INSTRUCTIONS TO FOLLOW = Which lines include the word "range"? Copy each of them.

---- DATA FOR THIS TASK

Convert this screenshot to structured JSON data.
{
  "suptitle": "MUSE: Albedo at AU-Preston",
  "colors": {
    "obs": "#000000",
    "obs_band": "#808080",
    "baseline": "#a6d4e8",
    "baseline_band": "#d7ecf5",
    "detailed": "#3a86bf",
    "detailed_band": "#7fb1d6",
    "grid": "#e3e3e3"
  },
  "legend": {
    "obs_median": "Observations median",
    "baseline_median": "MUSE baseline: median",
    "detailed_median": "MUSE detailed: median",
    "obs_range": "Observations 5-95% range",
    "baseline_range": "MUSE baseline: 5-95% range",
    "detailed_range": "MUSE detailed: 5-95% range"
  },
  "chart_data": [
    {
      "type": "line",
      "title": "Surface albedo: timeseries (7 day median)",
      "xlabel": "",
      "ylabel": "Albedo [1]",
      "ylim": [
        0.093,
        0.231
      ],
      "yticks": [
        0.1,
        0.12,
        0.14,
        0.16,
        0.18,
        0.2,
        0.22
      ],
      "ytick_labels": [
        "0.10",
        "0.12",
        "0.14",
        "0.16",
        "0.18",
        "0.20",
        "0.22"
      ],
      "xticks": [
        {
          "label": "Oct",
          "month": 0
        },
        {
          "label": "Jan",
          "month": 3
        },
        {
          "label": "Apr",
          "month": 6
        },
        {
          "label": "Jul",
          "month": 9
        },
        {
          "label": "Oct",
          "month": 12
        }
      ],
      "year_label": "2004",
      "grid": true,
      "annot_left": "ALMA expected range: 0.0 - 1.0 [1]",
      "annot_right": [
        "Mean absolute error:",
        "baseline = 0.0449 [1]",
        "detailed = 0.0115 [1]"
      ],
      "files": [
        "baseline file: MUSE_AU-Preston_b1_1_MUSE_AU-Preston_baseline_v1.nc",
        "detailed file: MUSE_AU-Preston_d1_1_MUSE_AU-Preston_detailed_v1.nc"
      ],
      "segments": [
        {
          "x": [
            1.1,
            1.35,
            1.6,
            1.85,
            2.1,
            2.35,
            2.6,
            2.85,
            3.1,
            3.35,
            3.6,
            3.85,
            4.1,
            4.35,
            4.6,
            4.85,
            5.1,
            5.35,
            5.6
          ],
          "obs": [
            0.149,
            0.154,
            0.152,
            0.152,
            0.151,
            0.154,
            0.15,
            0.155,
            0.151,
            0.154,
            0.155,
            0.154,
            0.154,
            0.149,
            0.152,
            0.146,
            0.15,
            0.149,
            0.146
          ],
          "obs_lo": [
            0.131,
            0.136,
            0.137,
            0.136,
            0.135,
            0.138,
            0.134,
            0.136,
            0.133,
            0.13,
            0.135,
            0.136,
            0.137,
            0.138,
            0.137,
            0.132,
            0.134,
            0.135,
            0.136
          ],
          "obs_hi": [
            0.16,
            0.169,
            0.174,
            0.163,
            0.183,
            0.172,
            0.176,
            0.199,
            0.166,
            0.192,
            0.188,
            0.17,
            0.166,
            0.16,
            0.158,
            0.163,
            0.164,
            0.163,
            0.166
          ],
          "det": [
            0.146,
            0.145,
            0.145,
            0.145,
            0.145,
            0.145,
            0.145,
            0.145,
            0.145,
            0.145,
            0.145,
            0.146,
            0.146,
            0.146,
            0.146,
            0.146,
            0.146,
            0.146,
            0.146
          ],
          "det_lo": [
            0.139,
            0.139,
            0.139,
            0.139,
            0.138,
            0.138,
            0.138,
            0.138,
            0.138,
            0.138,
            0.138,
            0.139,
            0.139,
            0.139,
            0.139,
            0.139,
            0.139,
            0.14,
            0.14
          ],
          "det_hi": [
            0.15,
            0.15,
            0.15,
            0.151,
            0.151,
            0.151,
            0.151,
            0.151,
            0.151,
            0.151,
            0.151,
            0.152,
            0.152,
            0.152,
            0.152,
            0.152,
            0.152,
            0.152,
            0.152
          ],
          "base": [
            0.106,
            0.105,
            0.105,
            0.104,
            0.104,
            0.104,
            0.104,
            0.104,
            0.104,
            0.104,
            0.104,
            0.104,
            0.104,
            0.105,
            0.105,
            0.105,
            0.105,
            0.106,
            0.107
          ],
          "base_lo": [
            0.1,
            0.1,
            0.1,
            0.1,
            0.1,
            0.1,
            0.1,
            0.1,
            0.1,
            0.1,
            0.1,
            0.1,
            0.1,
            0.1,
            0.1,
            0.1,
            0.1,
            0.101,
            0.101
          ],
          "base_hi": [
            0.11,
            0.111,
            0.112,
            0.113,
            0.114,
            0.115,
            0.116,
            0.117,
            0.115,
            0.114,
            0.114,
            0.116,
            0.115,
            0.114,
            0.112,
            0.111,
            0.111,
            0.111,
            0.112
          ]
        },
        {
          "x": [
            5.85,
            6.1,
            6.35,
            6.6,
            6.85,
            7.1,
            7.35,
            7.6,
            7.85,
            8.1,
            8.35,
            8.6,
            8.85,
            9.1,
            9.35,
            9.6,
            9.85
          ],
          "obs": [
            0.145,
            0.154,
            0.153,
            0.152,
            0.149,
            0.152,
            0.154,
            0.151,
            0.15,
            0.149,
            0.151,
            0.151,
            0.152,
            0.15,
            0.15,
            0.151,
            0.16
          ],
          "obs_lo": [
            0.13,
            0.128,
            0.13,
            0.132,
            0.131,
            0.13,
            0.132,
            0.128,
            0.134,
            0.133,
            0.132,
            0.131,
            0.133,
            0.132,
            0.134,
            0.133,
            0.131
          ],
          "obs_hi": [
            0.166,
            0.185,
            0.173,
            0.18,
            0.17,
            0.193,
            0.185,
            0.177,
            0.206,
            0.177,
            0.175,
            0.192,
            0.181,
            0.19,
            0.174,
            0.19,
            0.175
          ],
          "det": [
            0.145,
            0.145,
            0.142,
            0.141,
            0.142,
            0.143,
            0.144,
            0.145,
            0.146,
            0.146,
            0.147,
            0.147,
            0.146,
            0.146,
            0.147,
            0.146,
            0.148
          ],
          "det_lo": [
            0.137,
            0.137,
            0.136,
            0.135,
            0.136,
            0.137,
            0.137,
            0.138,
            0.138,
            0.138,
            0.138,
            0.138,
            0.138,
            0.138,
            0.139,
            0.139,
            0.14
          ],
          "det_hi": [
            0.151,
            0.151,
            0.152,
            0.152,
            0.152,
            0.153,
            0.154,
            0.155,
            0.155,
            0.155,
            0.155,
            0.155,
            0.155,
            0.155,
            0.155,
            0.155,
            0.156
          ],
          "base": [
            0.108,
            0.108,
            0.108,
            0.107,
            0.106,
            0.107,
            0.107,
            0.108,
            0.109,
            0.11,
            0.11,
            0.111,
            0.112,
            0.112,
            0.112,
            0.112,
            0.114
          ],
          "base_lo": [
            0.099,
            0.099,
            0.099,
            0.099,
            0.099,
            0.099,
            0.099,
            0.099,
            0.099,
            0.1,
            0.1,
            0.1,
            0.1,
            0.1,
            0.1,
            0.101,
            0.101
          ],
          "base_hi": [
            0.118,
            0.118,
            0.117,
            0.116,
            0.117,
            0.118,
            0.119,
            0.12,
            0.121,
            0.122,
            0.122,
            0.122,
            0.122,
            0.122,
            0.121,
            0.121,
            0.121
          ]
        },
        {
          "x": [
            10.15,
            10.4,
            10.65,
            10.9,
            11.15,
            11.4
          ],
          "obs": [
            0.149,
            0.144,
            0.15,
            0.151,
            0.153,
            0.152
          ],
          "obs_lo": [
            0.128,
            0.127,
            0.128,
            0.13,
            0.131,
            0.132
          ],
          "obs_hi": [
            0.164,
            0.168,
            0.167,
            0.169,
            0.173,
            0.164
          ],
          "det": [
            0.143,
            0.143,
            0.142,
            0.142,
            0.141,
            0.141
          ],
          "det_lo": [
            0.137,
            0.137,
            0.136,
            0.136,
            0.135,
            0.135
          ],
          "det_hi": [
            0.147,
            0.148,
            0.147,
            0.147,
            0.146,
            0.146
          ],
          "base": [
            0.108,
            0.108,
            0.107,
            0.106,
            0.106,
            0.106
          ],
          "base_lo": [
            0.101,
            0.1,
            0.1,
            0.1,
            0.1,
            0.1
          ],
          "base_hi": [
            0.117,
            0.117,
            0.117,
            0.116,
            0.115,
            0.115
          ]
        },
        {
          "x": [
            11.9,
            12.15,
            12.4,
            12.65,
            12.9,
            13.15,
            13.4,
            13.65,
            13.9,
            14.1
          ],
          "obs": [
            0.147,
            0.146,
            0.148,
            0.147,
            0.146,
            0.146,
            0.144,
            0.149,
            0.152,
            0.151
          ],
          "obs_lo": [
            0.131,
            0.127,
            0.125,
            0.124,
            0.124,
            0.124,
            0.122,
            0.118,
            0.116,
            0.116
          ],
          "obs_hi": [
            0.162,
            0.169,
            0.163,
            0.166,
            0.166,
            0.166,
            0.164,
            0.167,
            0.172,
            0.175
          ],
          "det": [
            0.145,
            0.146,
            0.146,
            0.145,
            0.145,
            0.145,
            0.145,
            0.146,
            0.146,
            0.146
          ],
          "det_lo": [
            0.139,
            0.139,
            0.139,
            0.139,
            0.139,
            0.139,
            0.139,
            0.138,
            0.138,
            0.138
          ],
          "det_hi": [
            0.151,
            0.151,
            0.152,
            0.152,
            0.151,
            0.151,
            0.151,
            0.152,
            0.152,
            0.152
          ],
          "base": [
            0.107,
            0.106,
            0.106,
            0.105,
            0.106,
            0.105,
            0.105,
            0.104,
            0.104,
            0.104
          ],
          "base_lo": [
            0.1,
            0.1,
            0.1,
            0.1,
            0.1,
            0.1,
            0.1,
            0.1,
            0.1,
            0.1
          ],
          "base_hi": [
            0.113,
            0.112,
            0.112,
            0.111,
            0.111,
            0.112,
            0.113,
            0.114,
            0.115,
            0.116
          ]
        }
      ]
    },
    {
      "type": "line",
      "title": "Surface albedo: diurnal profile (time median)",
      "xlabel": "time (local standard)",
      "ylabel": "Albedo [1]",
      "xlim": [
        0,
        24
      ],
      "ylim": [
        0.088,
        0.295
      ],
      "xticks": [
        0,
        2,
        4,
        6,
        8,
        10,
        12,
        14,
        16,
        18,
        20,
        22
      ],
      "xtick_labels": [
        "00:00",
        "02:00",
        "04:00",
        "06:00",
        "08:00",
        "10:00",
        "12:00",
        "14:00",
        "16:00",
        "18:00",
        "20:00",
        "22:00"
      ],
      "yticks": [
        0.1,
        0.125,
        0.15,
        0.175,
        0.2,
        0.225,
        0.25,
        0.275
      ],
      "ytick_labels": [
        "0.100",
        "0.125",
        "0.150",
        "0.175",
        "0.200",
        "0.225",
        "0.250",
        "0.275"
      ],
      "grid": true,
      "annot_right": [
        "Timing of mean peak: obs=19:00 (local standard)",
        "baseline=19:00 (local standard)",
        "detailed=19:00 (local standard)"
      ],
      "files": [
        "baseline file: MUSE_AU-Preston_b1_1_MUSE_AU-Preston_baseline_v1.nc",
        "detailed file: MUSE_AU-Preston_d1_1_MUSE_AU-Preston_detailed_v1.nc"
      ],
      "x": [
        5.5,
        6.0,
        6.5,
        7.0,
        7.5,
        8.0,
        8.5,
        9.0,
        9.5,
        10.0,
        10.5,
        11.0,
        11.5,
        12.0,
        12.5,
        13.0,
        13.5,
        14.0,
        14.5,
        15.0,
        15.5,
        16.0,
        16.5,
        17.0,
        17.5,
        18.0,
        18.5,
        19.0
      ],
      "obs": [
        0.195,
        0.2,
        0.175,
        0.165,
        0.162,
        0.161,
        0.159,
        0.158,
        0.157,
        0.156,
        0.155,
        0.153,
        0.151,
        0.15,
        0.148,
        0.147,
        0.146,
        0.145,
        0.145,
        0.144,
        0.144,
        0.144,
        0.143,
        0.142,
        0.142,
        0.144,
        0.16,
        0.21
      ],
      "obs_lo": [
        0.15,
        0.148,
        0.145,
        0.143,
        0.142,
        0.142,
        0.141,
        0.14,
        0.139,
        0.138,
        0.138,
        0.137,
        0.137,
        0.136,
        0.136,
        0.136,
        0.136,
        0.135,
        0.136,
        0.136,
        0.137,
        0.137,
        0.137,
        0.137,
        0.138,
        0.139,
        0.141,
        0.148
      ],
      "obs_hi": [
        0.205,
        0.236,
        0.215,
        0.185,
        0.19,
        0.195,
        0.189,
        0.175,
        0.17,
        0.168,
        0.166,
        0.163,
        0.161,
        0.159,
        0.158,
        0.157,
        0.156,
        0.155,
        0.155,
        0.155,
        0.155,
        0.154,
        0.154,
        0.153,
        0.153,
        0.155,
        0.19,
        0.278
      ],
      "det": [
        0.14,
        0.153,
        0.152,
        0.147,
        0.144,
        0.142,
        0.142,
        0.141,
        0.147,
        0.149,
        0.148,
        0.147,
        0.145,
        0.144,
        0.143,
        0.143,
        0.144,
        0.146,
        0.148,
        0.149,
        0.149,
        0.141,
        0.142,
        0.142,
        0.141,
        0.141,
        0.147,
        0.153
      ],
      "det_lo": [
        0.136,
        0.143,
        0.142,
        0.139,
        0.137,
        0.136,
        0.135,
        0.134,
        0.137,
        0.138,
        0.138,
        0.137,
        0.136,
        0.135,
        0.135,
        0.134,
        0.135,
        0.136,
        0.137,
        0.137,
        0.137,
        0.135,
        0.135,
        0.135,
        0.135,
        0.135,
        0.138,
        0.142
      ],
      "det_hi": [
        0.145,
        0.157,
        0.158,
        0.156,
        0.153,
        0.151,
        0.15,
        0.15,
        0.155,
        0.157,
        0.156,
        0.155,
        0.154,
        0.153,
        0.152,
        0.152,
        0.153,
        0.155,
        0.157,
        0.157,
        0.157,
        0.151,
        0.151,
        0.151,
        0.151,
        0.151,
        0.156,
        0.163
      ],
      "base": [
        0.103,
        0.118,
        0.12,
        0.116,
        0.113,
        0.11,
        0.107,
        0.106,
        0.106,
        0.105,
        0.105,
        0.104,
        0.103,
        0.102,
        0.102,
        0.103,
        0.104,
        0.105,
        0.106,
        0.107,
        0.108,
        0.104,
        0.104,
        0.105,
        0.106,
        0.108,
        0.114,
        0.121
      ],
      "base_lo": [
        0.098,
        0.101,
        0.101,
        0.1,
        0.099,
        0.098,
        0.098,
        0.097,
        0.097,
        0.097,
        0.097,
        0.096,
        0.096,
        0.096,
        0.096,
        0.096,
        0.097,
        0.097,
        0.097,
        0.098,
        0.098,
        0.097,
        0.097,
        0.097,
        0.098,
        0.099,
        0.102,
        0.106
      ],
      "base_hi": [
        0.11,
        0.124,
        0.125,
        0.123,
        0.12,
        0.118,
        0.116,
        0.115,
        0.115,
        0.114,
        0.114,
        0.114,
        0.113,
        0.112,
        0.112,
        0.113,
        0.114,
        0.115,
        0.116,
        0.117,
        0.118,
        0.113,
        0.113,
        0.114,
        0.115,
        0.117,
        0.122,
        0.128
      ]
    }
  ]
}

--------

FINISHED EXERCISE =
    "obs_range": "Observations 5-95% range",
    "baseline_range": "MUSE baseline: 5-95% range",
    "detailed_range": "MUSE detailed: 5-95% range"
      "annot_left": "ALMA expected range: 0.0 - 1.0 [1]",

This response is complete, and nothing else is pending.